## begin GIVEN RECORDS

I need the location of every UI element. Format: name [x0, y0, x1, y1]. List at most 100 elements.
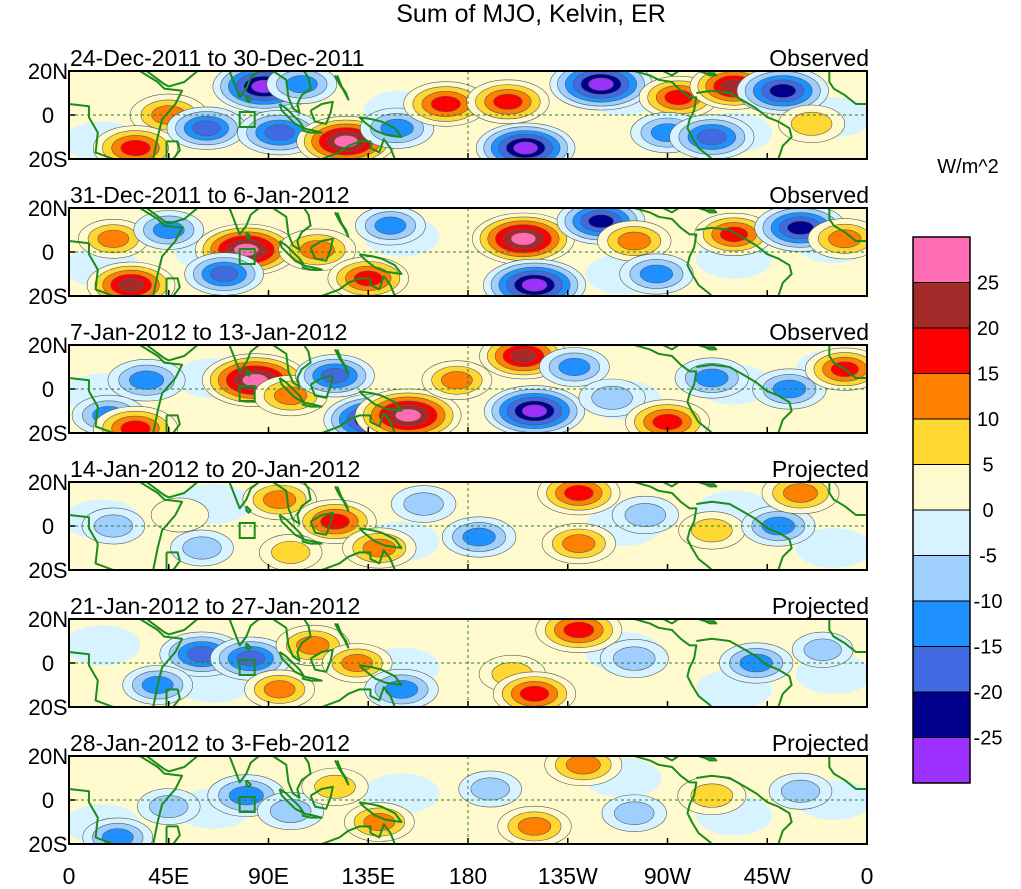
contour-level — [118, 278, 144, 292]
anomaly-field — [69, 756, 867, 844]
coastline — [698, 619, 718, 625]
colorbar-label: 25 — [977, 273, 999, 295]
contour-level — [564, 485, 594, 501]
panel-4: 20N 0 20S 14-Jan-2012 to 20-Jan-2012 Project… — [28, 456, 869, 583]
contour-level — [362, 538, 396, 558]
contour-level — [563, 621, 595, 639]
coastline — [828, 71, 867, 105]
coastline — [358, 664, 403, 686]
coastline — [301, 538, 323, 545]
colorbar-label: -5 — [979, 546, 997, 568]
anomaly-blob — [86, 261, 176, 296]
contour-level — [271, 540, 311, 564]
colorbar-swatch — [912, 646, 971, 693]
colorbar-label: -20 — [974, 682, 1003, 704]
coastline — [662, 482, 680, 488]
contour-level — [588, 214, 614, 229]
colorbar-label: 0 — [982, 500, 993, 522]
colorbar-swatch — [912, 509, 971, 556]
panel-5: 20N 0 20S 21-Jan-2012 to 27-Jan-2012 Project… — [28, 593, 869, 720]
coastline — [272, 619, 312, 662]
anomaly-blob — [257, 791, 325, 831]
contour-level — [493, 93, 523, 110]
coastline — [221, 482, 261, 510]
coastline — [272, 345, 312, 388]
coastline — [633, 482, 713, 570]
contour-level — [803, 638, 842, 662]
coastline — [696, 89, 793, 159]
anomaly-blob — [601, 794, 667, 832]
anomaly-field — [69, 482, 867, 570]
contour-level — [395, 408, 422, 423]
coastline — [662, 619, 680, 625]
contour-level — [617, 231, 651, 251]
contour-level — [120, 420, 151, 433]
contour-level — [695, 368, 729, 388]
coastline — [272, 756, 312, 799]
y-tick-label: 20N — [28, 196, 68, 221]
region-box — [238, 385, 256, 402]
coastline — [245, 642, 252, 651]
contour-level — [790, 111, 833, 136]
contour-level — [263, 680, 296, 699]
contour-level — [269, 799, 312, 823]
coastline — [221, 756, 261, 784]
region-box — [238, 248, 256, 265]
contour-level — [320, 513, 350, 530]
anomaly-field — [69, 71, 867, 159]
anomaly-blob — [535, 619, 623, 653]
coastline — [696, 363, 793, 433]
anomaly-blob — [82, 817, 154, 844]
anomaly-blob — [78, 219, 149, 259]
contour-level — [639, 264, 674, 284]
anomaly-blob — [597, 220, 672, 262]
coastlines — [69, 619, 867, 707]
contour-level — [470, 777, 510, 801]
coastline — [633, 756, 713, 844]
coastline — [696, 500, 793, 570]
anomaly-blob — [107, 359, 186, 402]
anomaly-blob — [403, 81, 489, 127]
units-label: W/m^2 — [937, 156, 999, 178]
coastline — [69, 345, 184, 433]
coastline — [272, 482, 312, 525]
contour-level — [624, 503, 667, 527]
contour-level — [101, 828, 134, 844]
coastline — [828, 756, 867, 790]
coastline — [321, 138, 396, 159]
colorbar-swatch — [912, 373, 971, 420]
coastline — [662, 756, 680, 762]
coastline — [698, 756, 718, 762]
anomaly-blob — [578, 378, 646, 417]
coastline — [334, 485, 350, 512]
coastline — [145, 619, 199, 636]
panel-status: Projected — [772, 456, 869, 482]
coastline — [828, 619, 867, 653]
coastline — [165, 277, 181, 296]
y-tick-label: 0 — [42, 514, 54, 539]
colorbar-label: 5 — [982, 455, 993, 477]
coastline — [221, 71, 261, 99]
anomaly-blob — [807, 218, 867, 260]
colorbar-swatch — [912, 691, 971, 738]
coastline — [358, 253, 403, 275]
contour-level — [510, 349, 537, 363]
anomaly-blob — [483, 258, 586, 296]
panel-6: 20N 0 20S 28-Jan-2012 to 3-Feb-2012 Projecte… — [28, 730, 869, 857]
anomaly-blob — [537, 482, 621, 516]
x-tick-label: 90W — [644, 863, 692, 889]
contour-level — [519, 685, 550, 702]
coastline — [358, 801, 403, 823]
anomaly-blob — [611, 495, 679, 535]
contour-level — [510, 232, 537, 246]
region-box — [238, 111, 256, 128]
contour-level — [769, 83, 797, 98]
coastline — [272, 208, 312, 251]
anomaly-blob — [93, 406, 178, 433]
coastline — [165, 414, 181, 433]
coastline — [301, 401, 323, 408]
anomaly-blob — [166, 106, 247, 150]
coastline — [309, 648, 334, 673]
anomaly-blob — [719, 642, 794, 684]
coastline — [245, 505, 252, 514]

## end GIVEN RECORDS

[TASK PROMPT] Copy out every line in the listing that contains the string "field".

[RESULT OF THE EXERCISE]
anomaly-field — [69, 756, 867, 844]
anomaly-field — [69, 482, 867, 570]
anomaly-field — [69, 71, 867, 159]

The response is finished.